>> BEGIN Supplied material

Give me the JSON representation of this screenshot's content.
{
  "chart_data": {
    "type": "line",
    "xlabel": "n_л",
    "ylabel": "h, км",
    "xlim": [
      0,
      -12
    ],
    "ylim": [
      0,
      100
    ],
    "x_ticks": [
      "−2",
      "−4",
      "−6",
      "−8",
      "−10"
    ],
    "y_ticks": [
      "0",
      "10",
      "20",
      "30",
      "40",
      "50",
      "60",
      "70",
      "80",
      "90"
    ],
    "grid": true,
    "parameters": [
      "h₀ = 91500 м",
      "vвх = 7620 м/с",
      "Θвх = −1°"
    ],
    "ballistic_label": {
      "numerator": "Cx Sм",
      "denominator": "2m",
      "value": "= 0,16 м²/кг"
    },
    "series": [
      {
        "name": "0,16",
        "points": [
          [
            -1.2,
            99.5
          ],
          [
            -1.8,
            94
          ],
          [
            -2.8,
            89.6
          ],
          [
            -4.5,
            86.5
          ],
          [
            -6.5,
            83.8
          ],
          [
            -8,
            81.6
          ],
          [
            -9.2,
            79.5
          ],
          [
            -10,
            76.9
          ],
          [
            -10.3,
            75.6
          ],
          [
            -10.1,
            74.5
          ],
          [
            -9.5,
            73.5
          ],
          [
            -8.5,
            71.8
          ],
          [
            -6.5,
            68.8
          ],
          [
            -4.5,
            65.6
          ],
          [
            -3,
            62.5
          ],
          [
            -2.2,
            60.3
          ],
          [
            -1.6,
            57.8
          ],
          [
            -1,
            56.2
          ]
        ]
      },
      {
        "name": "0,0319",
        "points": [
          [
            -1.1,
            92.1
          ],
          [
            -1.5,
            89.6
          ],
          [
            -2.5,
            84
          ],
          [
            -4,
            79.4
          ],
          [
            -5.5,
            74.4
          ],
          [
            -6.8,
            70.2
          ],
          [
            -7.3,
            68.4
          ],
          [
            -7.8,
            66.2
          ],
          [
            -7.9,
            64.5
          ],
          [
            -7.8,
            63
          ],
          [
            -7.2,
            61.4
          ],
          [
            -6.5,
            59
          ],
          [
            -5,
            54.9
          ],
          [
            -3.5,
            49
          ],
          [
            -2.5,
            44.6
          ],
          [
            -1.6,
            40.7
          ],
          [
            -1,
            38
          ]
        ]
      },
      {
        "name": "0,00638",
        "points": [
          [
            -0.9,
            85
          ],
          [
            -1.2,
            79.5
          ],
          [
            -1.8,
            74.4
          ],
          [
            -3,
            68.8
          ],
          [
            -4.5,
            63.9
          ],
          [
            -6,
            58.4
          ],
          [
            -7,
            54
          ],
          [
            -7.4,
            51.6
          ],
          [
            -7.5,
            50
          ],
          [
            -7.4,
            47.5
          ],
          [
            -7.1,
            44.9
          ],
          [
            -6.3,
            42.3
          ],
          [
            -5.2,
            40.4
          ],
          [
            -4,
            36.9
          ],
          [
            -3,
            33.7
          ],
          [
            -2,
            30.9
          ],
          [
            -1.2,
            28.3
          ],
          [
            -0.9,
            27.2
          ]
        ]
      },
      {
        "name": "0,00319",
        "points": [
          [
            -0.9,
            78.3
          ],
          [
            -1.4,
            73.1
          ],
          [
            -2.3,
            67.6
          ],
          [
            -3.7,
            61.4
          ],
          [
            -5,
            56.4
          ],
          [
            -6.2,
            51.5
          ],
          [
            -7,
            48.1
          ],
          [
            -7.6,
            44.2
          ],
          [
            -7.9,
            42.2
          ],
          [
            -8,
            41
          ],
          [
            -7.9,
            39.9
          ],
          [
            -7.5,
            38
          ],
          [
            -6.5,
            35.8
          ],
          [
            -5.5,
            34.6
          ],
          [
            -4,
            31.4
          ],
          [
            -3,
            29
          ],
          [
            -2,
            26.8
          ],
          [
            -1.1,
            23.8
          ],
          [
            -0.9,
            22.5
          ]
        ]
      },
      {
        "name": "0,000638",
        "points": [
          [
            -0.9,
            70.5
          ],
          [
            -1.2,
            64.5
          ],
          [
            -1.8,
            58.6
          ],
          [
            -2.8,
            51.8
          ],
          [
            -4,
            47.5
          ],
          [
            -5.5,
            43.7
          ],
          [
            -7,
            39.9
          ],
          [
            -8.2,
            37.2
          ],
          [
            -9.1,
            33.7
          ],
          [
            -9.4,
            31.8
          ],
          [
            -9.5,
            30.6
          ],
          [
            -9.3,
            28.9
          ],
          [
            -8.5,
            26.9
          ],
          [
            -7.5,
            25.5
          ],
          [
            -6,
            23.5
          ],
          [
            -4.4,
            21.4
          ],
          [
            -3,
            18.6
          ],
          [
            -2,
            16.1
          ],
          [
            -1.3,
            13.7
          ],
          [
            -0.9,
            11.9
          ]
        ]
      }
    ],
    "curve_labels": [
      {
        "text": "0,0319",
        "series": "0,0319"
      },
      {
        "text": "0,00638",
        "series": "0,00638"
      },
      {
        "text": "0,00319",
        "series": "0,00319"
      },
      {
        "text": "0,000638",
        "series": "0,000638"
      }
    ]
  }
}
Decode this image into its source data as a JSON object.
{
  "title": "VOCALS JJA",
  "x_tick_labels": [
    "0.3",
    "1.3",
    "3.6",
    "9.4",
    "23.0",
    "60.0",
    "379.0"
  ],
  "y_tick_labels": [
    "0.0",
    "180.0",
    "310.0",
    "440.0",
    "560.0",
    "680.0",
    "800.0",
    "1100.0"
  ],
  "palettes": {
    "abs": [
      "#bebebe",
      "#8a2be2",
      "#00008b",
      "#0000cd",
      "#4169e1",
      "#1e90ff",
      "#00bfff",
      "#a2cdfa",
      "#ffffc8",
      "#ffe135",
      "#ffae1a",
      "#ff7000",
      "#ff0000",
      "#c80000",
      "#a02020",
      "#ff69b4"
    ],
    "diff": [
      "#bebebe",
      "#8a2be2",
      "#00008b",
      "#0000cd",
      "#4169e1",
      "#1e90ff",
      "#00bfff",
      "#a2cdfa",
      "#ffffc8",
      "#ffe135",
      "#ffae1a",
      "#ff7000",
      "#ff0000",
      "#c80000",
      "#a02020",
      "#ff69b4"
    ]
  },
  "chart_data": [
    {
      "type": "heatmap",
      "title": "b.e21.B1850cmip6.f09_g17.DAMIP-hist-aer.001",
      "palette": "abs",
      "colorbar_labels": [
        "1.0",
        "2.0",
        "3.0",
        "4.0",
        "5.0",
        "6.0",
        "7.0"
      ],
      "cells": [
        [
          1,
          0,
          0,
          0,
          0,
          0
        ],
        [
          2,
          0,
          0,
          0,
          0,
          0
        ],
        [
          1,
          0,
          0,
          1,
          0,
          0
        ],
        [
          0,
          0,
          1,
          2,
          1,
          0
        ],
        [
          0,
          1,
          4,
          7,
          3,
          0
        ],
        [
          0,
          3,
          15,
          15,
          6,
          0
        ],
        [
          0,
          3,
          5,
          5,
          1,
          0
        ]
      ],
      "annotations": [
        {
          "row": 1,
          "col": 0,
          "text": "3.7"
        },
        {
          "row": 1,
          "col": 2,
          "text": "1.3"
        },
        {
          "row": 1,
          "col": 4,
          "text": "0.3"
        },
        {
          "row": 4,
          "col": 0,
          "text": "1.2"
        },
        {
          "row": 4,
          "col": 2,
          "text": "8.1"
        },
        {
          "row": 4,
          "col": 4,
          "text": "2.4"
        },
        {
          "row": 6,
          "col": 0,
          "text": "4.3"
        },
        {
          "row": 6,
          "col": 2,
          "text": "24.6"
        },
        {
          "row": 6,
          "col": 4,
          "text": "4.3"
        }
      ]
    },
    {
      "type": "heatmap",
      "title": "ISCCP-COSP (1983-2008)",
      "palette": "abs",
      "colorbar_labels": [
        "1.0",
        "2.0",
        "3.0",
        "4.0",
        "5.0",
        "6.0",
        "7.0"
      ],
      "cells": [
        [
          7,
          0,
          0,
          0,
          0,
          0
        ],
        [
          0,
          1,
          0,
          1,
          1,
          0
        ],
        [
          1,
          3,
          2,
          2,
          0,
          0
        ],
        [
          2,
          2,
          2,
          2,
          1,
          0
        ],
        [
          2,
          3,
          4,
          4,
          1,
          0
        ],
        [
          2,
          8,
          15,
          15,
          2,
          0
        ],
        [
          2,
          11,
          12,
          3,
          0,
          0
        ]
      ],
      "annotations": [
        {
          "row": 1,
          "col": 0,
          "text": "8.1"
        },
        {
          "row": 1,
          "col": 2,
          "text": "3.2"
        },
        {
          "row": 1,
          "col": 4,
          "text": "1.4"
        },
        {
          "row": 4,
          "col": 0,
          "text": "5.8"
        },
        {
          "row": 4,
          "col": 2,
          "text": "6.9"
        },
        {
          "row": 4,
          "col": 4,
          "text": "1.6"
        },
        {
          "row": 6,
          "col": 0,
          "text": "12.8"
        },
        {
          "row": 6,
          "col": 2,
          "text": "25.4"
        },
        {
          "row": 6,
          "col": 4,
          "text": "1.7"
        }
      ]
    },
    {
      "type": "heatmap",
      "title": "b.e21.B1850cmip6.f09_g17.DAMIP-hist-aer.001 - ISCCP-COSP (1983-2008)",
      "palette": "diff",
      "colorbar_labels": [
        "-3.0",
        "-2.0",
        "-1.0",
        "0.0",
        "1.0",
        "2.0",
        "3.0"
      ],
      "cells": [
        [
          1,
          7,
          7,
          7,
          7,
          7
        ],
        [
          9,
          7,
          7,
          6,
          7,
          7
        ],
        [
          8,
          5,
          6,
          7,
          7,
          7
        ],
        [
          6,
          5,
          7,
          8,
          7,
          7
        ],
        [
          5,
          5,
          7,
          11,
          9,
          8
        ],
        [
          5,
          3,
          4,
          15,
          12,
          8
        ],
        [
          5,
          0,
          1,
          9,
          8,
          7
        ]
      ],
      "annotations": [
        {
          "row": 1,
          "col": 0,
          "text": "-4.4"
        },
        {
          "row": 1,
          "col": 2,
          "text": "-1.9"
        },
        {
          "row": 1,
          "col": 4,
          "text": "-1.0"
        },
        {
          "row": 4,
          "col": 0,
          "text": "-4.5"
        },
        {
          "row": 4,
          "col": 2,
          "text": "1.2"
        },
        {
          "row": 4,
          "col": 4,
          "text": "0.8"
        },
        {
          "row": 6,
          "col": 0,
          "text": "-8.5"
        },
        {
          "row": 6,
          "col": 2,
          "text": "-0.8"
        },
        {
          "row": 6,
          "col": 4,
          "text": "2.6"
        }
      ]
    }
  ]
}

>> END Supplied material

What you should do » Pick out and copy the lines of the entries that hold the string "DAMIP".

Answer below »
      "title": "b.e21.B1850cmip6.f09_g17.DAMIP-hist-aer.001",
      "title": "b.e21.B1850cmip6.f09_g17.DAMIP-hist-aer.001 - ISCCP-COSP (1983-2008)",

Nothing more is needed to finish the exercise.